#### THE REQUEST
Find the lines holding the string "assets" in the data, then copy all of them.

[Dataset entries on figures]
____

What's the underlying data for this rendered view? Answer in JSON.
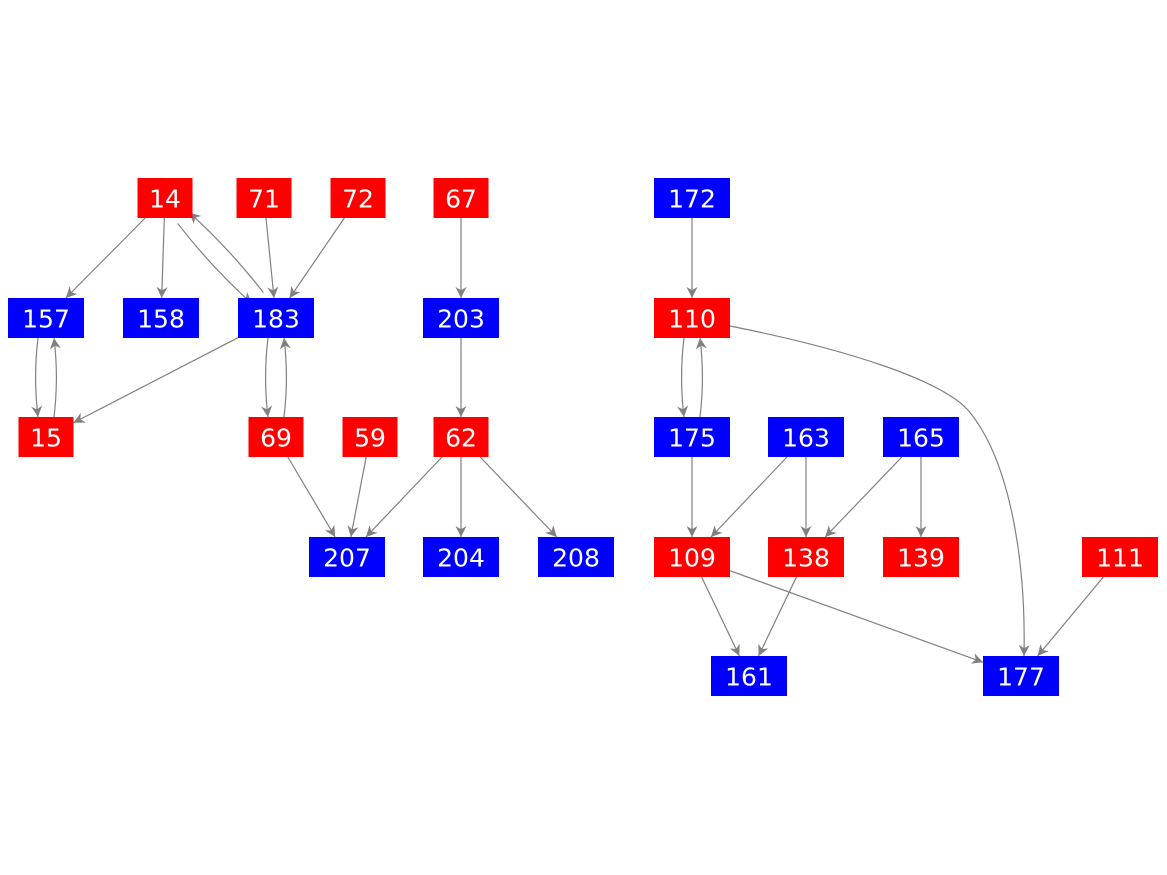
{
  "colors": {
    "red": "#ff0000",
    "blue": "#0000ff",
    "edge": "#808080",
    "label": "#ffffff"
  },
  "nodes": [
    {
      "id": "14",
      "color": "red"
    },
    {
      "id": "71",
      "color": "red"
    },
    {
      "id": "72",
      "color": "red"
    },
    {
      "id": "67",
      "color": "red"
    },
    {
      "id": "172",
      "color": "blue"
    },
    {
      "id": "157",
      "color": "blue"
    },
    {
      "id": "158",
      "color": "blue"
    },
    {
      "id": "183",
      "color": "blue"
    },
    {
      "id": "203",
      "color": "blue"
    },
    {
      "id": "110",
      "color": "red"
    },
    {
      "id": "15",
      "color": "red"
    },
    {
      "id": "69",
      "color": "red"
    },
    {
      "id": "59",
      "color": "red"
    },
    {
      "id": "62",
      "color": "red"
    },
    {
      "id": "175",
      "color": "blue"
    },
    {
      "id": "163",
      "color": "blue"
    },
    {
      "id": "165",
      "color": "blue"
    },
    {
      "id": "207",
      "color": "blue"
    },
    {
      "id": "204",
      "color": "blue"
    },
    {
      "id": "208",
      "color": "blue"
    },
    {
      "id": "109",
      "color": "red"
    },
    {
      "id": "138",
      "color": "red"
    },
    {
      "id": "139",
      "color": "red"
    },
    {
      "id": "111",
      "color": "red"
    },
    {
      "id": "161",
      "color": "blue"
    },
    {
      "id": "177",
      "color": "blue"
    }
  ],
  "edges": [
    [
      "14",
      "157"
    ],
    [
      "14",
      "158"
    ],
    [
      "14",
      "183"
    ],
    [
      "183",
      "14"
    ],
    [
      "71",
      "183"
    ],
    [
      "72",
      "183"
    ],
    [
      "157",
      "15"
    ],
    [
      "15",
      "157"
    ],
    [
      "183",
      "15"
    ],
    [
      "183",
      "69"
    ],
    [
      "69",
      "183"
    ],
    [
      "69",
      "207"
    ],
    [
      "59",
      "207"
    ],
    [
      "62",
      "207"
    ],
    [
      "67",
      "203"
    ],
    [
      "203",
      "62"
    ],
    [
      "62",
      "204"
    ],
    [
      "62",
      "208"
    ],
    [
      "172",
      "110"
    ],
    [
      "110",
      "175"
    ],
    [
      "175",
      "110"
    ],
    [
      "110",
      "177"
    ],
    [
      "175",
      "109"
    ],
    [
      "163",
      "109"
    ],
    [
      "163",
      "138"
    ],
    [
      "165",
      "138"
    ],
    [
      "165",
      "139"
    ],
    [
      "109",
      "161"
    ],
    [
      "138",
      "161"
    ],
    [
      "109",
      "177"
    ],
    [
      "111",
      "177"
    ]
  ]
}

____

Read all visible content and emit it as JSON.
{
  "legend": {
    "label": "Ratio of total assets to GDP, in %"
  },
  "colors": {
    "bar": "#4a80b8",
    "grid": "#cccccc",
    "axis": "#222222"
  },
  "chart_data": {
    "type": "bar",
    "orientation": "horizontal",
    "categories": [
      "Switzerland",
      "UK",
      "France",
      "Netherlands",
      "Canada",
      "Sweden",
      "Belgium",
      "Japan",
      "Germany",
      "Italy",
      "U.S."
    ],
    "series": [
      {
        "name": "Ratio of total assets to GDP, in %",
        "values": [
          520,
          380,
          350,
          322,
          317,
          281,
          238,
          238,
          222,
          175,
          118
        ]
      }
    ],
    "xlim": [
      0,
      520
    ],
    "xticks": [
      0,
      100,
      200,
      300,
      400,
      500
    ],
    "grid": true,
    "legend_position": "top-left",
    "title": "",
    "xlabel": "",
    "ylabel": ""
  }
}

____

#### RESPONSE BELOW
    "label": "Ratio of total assets to GDP, in %"
        "name": "Ratio of total assets to GDP, in %",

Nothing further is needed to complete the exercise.